(Request)
Gather all lines in the entries below that include the word "Проверить".

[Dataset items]
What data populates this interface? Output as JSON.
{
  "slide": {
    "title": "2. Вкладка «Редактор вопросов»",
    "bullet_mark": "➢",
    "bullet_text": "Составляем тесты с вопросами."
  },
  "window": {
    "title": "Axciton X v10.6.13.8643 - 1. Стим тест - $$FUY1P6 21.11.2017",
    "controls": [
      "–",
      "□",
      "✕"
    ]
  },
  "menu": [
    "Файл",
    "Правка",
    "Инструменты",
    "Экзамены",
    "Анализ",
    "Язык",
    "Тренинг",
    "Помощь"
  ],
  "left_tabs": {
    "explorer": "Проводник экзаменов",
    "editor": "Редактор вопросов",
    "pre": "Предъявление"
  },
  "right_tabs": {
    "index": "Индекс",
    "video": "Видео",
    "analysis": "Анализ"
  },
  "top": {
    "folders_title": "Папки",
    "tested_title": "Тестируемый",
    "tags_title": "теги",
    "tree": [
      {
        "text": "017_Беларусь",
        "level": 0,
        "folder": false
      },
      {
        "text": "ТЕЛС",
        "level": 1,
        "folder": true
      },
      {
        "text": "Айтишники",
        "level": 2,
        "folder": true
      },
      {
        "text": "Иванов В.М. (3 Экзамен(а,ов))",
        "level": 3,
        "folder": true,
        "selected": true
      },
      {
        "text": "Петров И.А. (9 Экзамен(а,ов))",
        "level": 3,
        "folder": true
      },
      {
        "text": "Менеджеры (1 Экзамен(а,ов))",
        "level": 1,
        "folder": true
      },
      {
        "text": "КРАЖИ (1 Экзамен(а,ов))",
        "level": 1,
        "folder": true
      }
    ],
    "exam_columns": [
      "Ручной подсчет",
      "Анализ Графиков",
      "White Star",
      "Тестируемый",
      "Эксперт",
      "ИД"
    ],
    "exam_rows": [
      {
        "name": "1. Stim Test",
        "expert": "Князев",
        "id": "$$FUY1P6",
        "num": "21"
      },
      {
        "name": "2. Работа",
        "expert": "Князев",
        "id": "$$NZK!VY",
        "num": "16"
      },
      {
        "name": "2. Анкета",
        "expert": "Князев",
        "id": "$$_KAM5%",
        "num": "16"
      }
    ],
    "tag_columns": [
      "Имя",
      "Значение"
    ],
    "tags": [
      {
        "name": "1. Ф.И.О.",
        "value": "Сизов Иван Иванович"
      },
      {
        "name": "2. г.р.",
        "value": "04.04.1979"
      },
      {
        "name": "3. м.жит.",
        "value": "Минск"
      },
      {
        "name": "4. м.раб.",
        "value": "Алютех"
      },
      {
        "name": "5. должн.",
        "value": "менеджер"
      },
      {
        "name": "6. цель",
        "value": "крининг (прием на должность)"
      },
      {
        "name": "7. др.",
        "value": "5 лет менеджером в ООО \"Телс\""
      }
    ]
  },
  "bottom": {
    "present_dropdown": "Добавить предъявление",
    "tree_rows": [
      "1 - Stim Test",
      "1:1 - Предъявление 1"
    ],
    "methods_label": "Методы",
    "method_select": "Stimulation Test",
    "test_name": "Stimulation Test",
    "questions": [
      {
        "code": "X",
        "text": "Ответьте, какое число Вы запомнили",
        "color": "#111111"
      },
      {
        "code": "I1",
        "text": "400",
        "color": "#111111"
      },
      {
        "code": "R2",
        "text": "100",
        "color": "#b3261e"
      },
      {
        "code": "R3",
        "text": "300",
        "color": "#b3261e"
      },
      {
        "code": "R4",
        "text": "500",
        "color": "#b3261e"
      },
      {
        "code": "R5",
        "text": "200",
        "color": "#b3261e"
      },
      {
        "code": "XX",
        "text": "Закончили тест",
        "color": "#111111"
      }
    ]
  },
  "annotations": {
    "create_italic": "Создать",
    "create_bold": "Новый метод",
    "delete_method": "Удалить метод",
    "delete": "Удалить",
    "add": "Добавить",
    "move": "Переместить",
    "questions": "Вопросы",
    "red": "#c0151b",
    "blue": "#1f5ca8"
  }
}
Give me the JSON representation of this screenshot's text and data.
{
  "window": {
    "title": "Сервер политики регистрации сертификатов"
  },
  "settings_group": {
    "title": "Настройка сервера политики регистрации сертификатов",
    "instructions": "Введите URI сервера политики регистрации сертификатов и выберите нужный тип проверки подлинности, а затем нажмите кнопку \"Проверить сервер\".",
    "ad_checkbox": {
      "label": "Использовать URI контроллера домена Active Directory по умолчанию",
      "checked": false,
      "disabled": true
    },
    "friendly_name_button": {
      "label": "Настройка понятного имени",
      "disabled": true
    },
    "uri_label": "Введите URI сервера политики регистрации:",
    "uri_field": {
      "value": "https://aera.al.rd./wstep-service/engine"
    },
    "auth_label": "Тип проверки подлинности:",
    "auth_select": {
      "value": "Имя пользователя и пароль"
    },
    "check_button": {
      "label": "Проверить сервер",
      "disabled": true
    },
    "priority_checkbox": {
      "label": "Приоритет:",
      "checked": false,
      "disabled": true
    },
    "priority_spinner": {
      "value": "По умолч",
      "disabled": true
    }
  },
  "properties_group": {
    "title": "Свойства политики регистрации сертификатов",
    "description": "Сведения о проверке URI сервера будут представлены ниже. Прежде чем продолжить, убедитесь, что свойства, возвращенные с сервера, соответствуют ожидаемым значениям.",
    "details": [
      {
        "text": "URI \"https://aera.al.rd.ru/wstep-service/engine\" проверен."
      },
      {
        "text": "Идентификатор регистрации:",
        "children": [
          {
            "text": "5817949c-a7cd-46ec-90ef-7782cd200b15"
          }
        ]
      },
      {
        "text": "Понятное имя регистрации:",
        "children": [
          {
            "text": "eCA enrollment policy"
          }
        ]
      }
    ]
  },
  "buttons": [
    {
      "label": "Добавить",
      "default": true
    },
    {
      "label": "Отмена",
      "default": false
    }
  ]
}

(Written response)
    "instructions": "Введите URI сервера политики регистрации сертификатов и выберите нужный тип проверки подлинности, а затем нажмите кнопку \"Проверить сервер\".",
      "label": "Проверить сервер",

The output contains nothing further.